§ YOUR INSTRUCTIONS: Select all lines with the string "that" in them, and copy those lines.

§ DATA LINES:
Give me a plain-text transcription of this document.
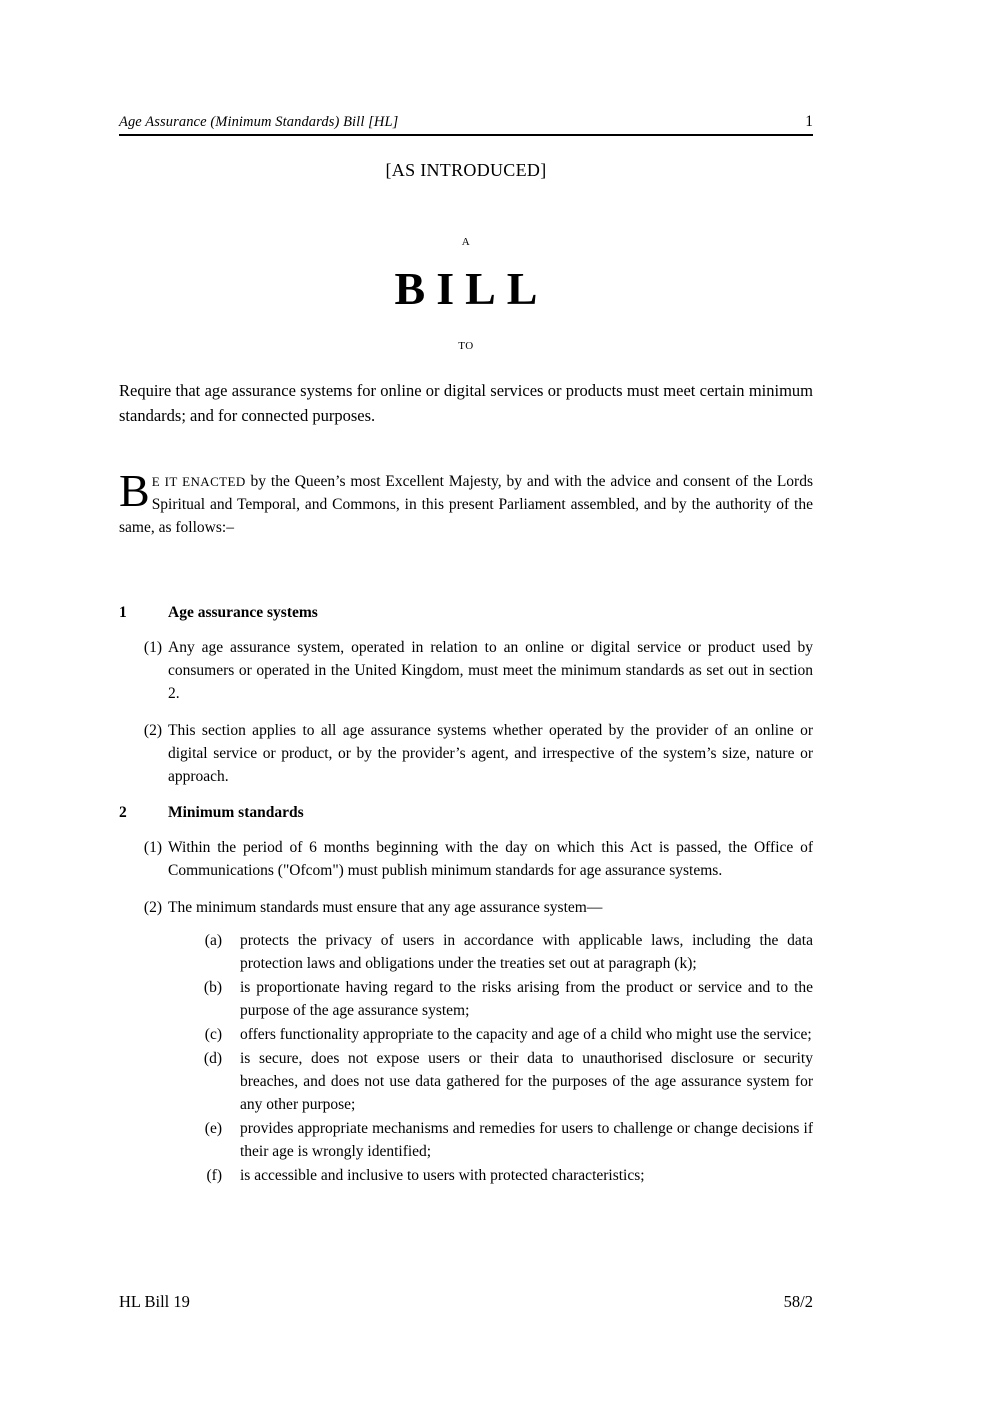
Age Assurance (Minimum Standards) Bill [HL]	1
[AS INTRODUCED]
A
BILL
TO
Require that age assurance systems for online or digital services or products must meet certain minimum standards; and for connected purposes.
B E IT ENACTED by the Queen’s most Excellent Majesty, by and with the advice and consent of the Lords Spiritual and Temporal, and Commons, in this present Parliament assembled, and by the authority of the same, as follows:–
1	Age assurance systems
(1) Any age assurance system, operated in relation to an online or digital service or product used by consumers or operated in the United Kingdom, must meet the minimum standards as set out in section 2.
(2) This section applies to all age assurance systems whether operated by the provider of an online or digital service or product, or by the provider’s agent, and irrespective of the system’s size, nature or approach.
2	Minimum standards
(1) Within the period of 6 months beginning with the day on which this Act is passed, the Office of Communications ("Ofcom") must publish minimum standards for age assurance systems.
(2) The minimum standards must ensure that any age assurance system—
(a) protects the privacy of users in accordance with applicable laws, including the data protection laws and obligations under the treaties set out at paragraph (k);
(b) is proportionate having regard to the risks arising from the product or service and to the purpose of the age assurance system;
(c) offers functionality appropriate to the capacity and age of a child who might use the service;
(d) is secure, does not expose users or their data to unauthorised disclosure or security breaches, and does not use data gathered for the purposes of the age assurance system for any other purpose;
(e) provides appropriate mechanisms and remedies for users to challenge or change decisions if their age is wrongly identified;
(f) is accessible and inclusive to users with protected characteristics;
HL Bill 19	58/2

--

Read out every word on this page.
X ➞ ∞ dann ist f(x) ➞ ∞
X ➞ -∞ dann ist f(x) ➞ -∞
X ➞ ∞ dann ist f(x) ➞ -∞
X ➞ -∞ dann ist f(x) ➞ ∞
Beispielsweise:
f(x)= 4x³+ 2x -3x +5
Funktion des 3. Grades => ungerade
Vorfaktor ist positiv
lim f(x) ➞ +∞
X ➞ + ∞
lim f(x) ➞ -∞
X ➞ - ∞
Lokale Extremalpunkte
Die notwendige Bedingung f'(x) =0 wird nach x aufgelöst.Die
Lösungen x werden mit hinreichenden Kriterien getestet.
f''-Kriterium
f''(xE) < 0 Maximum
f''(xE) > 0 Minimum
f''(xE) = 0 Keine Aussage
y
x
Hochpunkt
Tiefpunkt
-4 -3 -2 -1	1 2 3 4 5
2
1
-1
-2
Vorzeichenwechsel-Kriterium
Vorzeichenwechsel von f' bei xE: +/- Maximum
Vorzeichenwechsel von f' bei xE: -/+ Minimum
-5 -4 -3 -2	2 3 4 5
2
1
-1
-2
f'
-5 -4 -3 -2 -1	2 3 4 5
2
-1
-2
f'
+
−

§ REPLY TO THE EXERCISE:
Require that age assurance systems for online or digital services or products must meet certain minimum standards; and for connected purposes.
(2) The minimum standards must ensure that any age assurance system—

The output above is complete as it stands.